### INPUT RECORDS
________
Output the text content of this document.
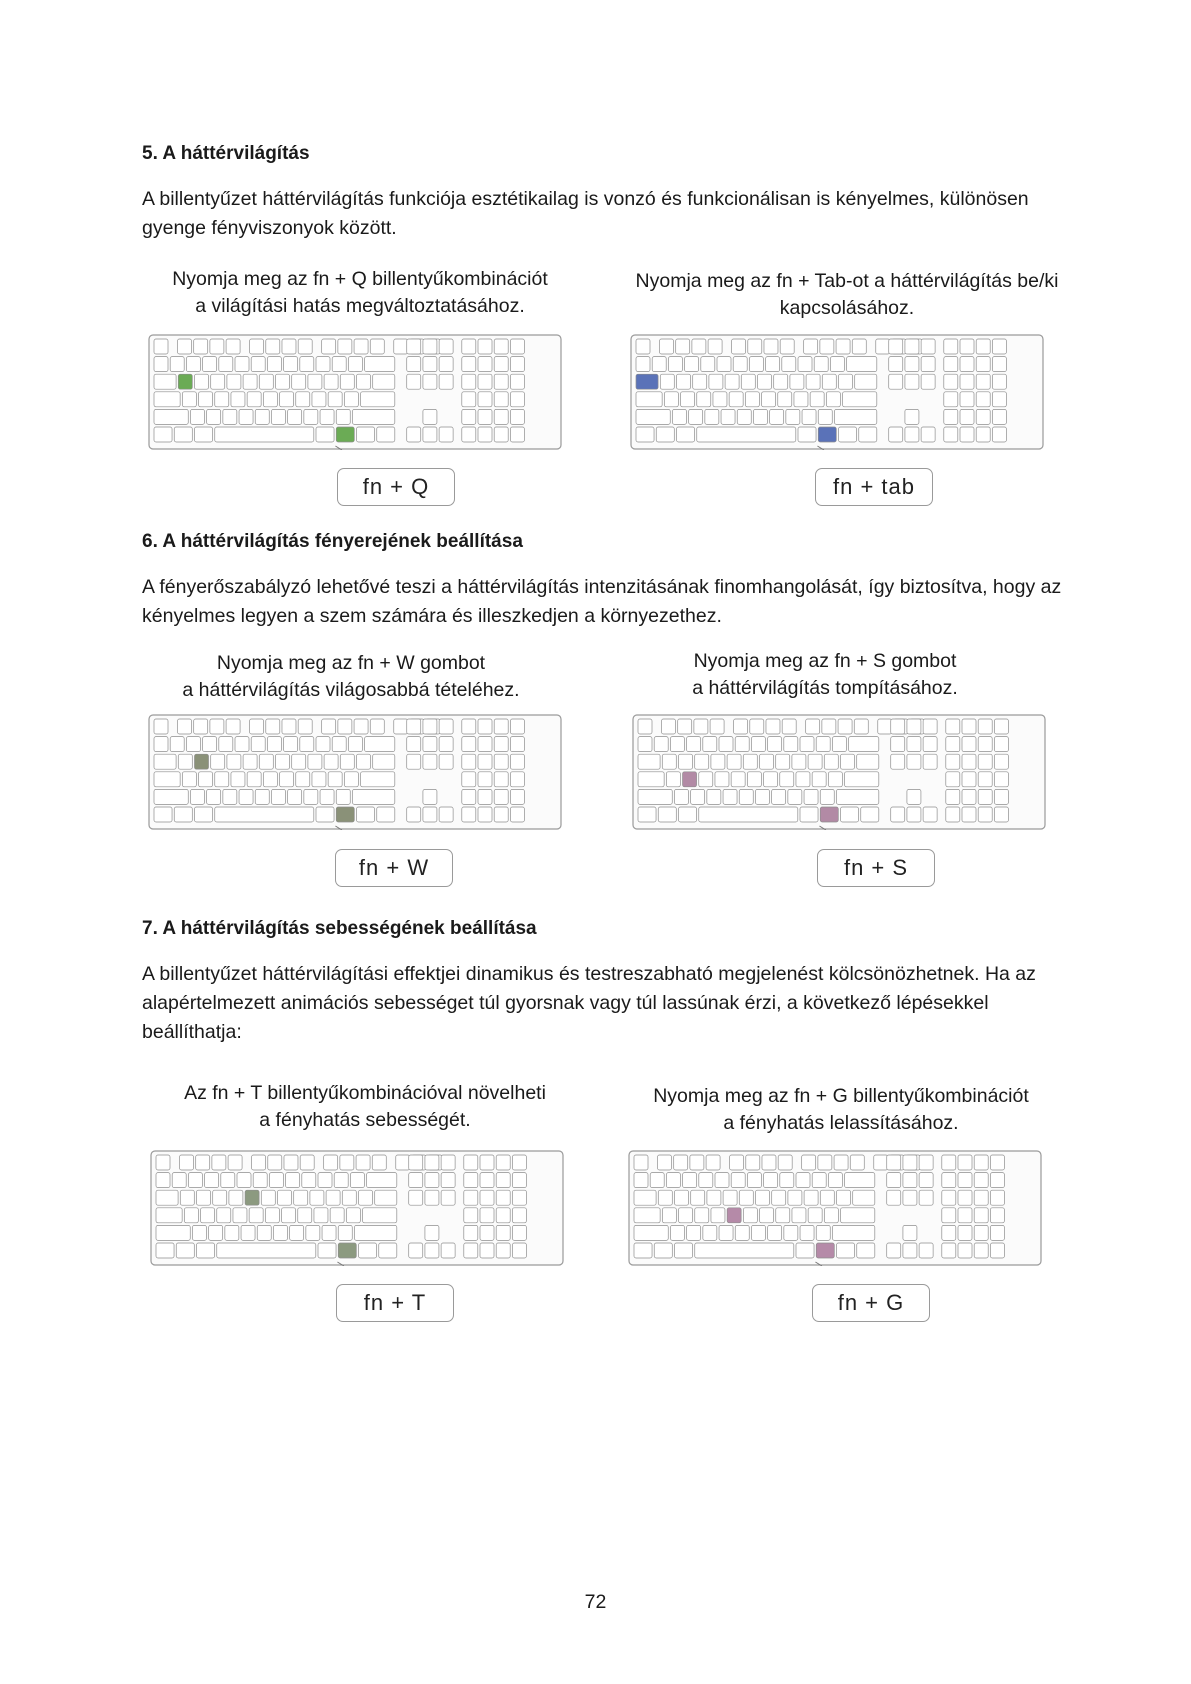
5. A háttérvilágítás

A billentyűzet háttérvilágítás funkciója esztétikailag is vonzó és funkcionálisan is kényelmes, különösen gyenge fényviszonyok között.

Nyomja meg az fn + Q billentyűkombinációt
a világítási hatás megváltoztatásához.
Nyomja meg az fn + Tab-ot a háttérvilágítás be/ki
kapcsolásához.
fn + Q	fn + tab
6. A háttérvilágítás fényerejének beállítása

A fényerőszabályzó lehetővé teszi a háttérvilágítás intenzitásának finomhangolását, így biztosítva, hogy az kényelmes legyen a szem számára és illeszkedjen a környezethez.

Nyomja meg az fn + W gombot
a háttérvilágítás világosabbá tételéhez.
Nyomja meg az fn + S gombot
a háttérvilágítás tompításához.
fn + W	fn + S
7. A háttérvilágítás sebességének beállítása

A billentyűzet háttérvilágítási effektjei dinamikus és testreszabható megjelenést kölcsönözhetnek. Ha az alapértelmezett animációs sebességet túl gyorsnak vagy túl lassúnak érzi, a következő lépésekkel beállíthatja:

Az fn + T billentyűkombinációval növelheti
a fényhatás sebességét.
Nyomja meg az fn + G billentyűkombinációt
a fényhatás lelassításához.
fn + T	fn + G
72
________
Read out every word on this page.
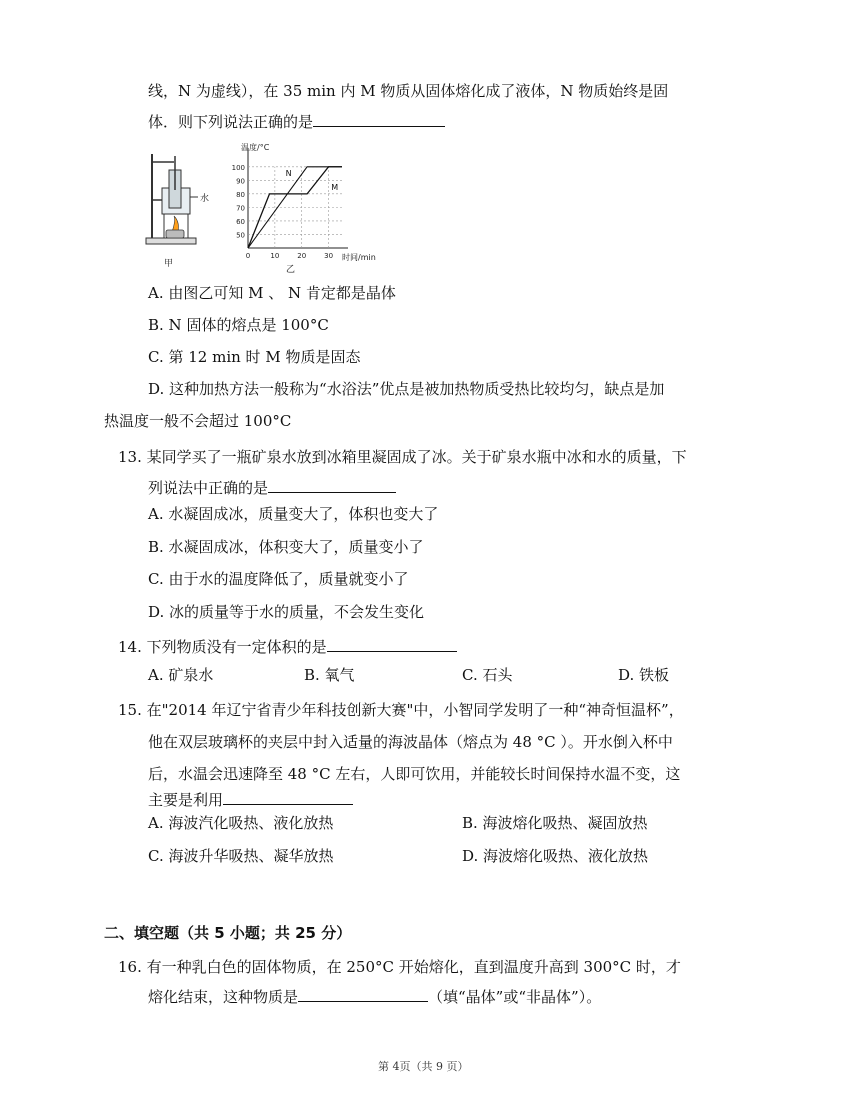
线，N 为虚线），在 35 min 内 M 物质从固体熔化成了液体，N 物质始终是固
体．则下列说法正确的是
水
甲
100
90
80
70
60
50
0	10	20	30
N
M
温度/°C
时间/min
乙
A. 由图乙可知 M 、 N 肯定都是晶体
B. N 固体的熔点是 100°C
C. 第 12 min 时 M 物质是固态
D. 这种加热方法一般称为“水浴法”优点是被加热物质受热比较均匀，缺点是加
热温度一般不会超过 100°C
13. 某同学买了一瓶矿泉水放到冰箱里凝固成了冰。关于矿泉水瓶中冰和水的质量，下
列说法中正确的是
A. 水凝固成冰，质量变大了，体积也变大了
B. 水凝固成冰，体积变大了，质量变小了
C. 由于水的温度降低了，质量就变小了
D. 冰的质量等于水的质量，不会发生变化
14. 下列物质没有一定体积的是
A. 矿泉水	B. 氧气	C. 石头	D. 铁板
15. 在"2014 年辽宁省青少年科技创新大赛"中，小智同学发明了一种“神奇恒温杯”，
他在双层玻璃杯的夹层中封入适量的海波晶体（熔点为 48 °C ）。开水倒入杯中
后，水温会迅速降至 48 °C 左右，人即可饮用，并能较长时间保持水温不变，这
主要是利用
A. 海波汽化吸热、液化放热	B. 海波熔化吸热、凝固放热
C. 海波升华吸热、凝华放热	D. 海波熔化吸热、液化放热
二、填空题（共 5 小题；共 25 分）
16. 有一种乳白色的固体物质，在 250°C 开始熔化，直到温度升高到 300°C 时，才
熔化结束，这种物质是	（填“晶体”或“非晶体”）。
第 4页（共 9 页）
________
### OBJECTIVE
Pick out each line containing "液化放热" and report it.

### TASK ANSWER
A. 海波汽化吸热、液化放热	B. 海波熔化吸热、凝固放热
C. 海波升华吸热、凝华放热	D. 海波熔化吸热、液化放热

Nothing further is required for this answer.